#### Passage shown
↓
EU support is thus needed "to mitigate this serious handicap for the competitiveness of European industry, which will be exacerbated by the German nuclear phase-out," it says.
The group cites a study by the German Federation of Industries which found that a nuclear phase-out by 2017 would increase energy bills, possibly across European borders.
As a result BusinessEurope "deems it necessary" that an assessment be carried out, and the issue be "explicitly addressed" in the EU's 2050 Energy Roadmap this autumn.
But Julian Scola, a spokesman for the European Wind Energy Association (EWEA), insisted that renewable energies were competitive.
"In the UK, the recent climate change committee's report showed that onshore wind is considerably cheaper than nuclear energy," he told EurActiv, adding that energy was a national competence.
"It is perfectly legitimate for Germany to phase out nuclear power," he said. "It will create thousands of new renewables jobs and help make Europe more competitive in the growing global renewable industry."
Campaign against nuclear phase-out
There were signs that the BusinessEurope letter was part of a campaign.
On 15 June, Enn Veskimägi, the chairman of the Estonian Confederation of Employers, echoed the group's concerns after a BusinessEurope meeting.
"The German government's decision to start closing the nuclear plants in the state on one hand runs counter to European Union climate policy and on the other it raises costs for energy-intensive producers," he said.
↑
#### Task item A
Write out the passage on the German nuclear phase-out from "But Julian Scola, a" up to and including "of a campaign.".
#### Task item B
Decide whether each statement agrees with the passage on the German nuclear phase-out, answering yes or no and quoting the words that settle it: (i) The study by the German Federation of Industries concerned a nuclear phase-out by 2017. (ii) Julian Scola is a spokesman for BusinessEurope. (iii) Enn Veskimägi voiced his concerns on 15 June.
#### Task item C
Carry on the passage about the German nuclear phase-out debate, starting after its final sentence.

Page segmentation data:
↓
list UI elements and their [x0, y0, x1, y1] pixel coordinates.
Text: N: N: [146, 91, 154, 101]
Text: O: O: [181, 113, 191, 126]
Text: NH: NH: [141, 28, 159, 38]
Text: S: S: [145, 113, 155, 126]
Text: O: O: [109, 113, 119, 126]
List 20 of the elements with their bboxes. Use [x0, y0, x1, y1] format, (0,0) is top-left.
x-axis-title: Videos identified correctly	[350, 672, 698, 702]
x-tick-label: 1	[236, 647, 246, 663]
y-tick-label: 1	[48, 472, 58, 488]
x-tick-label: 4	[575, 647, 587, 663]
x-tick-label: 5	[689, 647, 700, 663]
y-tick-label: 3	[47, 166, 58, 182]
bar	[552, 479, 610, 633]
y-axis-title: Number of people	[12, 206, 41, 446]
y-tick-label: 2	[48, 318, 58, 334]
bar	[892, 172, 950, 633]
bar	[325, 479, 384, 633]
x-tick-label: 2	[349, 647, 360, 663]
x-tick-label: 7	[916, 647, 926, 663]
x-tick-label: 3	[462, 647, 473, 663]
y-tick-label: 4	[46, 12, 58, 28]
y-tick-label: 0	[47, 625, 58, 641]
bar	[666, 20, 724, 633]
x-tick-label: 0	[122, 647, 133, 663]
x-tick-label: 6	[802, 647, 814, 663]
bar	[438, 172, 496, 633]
↑
#### Exercise response A
But Julian Scola, a spokesman for the European Wind Energy Association (EWEA), insisted that renewable energies were competitive.
"In the UK, the recent climate change committee's report showed that onshore wind is considerably cheaper than nuclear energy," he told EurActiv, adding that energy was a national competence.
"It is perfectly legitimate for Germany to phase out nuclear power," he said. "It will create thousands of new renewables jobs and help make Europe more competitive in the growing global renewable industry."
Campaign against nuclear phase-out
There were signs that the BusinessEurope letter was part of a campaign.

#### Exercise response B
(i) Yes: "a nuclear phase-out by 2017 would increase energy bills"
(ii) No: "Julian Scola, a spokesman for the European Wind Energy Association (EWEA)"
(iii) Yes: "On 15 June, Enn Veskimägi, the chairman of the Estonian Confederation of Employers, echoed the group's concerns"

#### Exercise response C
Three weeks earlier, on 23 May, BusinessEurope's director-general, Philippe de Buck, told the Bundestag's Committee on the Environment, Nature Conservation and Nuclear Safety in the European Parliament that there should be a balanced response to the Fukushima disaster.
He stressed the importance of technology in the transition to a low-carbon society, and said that emission reduction targets should be economically feasible, with due consideration given to the competitiveness of European industry.
In Germany, the newspaper Die Welt reported that other aspects of Chancellor Angela Merkel's planned energy shift could also face multiple legal objections in Brussels.
A proposed incentive programme for more efficient and flexible power plants will be put under the microscope for infringements of competition legislation, the paper said.
The European Commission could also forbid targeted compensation payments to smaller energy-intensive industries known as 'Stadtwerke'.
"The envisaged support programme for power plants appears incompatible with the European Commission's environmental aid guidelines," said Ulrich Karpenstein of Berlin law firm Redeker.